▸ Required task
Select from the records below every line that has the word "transmission" in it.
*** Extracted information ***
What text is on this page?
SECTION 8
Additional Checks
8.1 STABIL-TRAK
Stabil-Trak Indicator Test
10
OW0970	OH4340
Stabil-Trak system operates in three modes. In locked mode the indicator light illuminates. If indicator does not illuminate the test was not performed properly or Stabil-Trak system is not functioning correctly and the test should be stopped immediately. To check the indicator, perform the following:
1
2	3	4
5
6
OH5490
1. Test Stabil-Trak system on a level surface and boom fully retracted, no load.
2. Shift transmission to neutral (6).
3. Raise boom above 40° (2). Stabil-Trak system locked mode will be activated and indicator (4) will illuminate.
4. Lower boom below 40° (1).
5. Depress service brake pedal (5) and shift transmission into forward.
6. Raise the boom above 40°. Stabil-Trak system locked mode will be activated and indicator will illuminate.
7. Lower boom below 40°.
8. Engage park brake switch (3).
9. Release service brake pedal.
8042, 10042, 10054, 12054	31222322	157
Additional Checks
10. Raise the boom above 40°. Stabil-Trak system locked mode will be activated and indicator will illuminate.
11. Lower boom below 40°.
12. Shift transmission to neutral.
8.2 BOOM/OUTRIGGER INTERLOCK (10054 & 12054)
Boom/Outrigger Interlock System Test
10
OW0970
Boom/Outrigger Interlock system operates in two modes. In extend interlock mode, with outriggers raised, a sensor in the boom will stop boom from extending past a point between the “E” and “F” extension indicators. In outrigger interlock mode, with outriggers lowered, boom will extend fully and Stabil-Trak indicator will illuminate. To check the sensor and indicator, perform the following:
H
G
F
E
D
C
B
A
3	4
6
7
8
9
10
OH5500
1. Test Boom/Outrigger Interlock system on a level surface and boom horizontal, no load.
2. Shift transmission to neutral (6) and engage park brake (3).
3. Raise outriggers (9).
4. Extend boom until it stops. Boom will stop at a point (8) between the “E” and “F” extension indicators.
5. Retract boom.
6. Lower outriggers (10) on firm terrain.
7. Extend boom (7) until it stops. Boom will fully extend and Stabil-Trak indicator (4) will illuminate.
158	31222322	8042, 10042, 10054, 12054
***
▸ Exercise output
2. Shift transmission to neutral (6).
5. Depress service brake pedal (5) and shift transmission into forward.
12. Shift transmission to neutral.
2. Shift transmission to neutral (6) and engage park brake (3).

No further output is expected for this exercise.